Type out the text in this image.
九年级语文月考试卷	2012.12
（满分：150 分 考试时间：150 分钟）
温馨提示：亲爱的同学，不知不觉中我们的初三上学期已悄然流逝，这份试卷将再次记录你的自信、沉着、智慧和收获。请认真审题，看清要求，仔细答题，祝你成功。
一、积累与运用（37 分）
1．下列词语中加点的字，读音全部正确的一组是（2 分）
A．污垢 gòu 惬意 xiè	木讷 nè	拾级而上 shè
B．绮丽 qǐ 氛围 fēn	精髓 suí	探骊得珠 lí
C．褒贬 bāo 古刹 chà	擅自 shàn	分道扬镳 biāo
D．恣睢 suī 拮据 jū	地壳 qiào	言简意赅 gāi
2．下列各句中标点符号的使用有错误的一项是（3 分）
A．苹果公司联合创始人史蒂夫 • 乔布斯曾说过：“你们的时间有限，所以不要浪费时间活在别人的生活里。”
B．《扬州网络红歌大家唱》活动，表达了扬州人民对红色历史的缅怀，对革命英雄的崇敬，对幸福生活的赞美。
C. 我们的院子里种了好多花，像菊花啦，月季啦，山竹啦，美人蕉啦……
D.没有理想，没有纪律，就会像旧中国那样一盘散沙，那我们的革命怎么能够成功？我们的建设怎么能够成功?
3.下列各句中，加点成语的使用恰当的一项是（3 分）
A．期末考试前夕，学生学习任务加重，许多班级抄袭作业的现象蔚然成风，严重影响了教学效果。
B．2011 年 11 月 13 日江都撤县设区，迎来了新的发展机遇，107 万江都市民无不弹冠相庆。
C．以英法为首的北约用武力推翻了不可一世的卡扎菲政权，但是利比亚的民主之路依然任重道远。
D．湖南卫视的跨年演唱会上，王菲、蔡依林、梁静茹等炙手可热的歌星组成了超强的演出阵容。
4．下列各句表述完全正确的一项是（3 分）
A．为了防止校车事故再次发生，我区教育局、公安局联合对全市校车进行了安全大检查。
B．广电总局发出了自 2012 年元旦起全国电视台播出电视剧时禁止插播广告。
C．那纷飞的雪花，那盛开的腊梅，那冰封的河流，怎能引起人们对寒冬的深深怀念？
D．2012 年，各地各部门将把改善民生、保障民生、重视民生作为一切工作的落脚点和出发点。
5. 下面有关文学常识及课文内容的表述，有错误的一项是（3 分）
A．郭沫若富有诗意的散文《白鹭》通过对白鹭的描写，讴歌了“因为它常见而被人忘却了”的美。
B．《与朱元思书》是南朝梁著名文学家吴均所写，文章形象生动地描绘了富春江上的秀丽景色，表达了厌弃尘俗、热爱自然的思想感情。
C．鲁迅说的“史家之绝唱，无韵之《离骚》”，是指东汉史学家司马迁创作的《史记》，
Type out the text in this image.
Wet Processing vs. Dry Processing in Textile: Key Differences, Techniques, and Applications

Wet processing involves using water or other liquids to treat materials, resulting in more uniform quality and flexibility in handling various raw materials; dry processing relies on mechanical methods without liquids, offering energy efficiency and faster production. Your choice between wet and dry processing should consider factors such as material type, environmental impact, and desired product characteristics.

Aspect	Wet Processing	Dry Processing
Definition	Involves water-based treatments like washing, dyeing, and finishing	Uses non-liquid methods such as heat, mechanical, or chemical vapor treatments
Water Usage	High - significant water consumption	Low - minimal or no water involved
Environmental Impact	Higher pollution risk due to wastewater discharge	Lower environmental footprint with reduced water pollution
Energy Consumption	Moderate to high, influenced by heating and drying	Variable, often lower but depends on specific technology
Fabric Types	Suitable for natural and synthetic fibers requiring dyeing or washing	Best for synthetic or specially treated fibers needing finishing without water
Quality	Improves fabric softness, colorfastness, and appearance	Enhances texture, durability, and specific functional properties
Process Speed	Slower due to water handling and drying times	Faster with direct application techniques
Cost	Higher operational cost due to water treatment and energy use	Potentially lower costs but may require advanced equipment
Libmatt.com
□ □ □
[What you are asked to do]
Which lines hold the string "finishing"? List them all.

[Solution to this exercise]
Definition	Involves water-based treatments like washing, dyeing, and finishing	Uses non-liquid methods such as heat, mechanical, or chemical vapor treatments
Fabric Types	Suitable for natural and synthetic fibers requiring dyeing or washing	Best for synthetic or specially treated fibers needing finishing without water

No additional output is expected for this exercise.